- Consigne écrite 1
Répondez aux questions suivantes d'après le fil de discussion sur Safari 4 et l'ouverture des PDF :
(a) Quelle version de Safari benoit244 a-t-il téléchargée ?
(b) Que suggère alaincha ?
(c) Dans quel dossier FrançoisMacG demande-t-il si AdobeReader se trouve ?
- Consigne écrite 2
Recopiez fidèlement le passage du fil de discussion sur Safari 4 et l'ouverture des PDF qui va de « merci alaincha, j'ai » jusqu'à « un sous-dossier) ? ».

- Section du document
================================
# Problème safari 4 et ouverture de PDF



## benoit244 (10 Juin 2009)

Bonjour,

Aujourd'hui, je viens de télécharger avec grand plaisir la version 4.0 de safari.
Mon problème réside dans le fait que je ne peux pas lire des documents PDF puisque safari affiche le message de la teneur suivante : *AdobePDFviewer ne trouve pas de version d'adobe acrobat ou adobe reader compatible avec l'affichage*

*Avez-vous des pistes ?*
Merci d'avance,

B.

Oui poster dans Internet et réseau&#8230; Et zou&#8230;


----------



## alaincha (10 Juin 2009)

Une suggestion: télécharge et installe la dernière version de Adobe reader.


----------



## benoit244 (10 Juin 2009)

merci alaincha, j'ai déjà tenté... sans succès


----------



## FrançoisMacG (10 Juin 2009)

Et AdobeReader se trouve bien en évidence dans le dossier Applications (et pas rangé dans un sous-dossier) ?
================================
- Données extraites
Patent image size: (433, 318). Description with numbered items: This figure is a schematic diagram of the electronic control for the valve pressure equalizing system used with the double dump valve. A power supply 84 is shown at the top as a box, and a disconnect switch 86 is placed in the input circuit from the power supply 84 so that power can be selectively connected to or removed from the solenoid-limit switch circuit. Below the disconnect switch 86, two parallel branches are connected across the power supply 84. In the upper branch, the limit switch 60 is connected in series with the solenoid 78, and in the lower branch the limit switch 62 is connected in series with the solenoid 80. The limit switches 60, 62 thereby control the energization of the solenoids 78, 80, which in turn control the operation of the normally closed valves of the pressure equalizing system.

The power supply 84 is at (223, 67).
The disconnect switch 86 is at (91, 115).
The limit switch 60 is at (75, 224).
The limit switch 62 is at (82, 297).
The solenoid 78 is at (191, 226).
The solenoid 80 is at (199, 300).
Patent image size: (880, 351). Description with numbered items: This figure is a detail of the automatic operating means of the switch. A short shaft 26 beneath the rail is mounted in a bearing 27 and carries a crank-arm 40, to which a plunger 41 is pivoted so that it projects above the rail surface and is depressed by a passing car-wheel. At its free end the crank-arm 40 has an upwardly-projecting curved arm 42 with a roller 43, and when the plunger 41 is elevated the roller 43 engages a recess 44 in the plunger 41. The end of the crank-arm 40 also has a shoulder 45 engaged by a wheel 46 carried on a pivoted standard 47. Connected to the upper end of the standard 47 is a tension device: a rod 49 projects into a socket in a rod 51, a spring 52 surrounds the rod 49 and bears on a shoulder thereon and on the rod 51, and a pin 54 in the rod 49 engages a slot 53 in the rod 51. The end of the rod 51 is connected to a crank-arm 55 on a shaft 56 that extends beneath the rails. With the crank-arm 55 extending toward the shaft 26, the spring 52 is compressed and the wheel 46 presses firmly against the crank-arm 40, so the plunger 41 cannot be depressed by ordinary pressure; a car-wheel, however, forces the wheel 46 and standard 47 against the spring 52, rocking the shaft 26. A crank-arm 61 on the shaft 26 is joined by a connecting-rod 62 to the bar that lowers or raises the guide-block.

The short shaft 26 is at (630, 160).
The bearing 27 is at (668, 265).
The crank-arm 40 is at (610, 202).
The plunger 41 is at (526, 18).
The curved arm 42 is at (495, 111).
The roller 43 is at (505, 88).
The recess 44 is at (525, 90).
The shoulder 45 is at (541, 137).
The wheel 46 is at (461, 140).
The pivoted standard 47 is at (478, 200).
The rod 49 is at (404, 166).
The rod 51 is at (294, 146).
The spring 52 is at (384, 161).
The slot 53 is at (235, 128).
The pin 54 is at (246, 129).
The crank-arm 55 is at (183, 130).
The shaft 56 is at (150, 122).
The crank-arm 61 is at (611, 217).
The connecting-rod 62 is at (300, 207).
================================
- Corrigé de l'exercice 1
(a) La version 4.0.
(b) De télécharger et d'installer la dernière version d'Adobe Reader.
(c) Dans le dossier Applications, et non rangé dans un sous-dossier.

- Corrigé de l'exercice 2
merci alaincha, j'ai déjà tenté... sans succès


----------



## FrançoisMacG (10 Juin 2009)

Et AdobeReader se trouve bien en évidence dans le dossier Applications (et pas rangé dans un sous-dossier) ?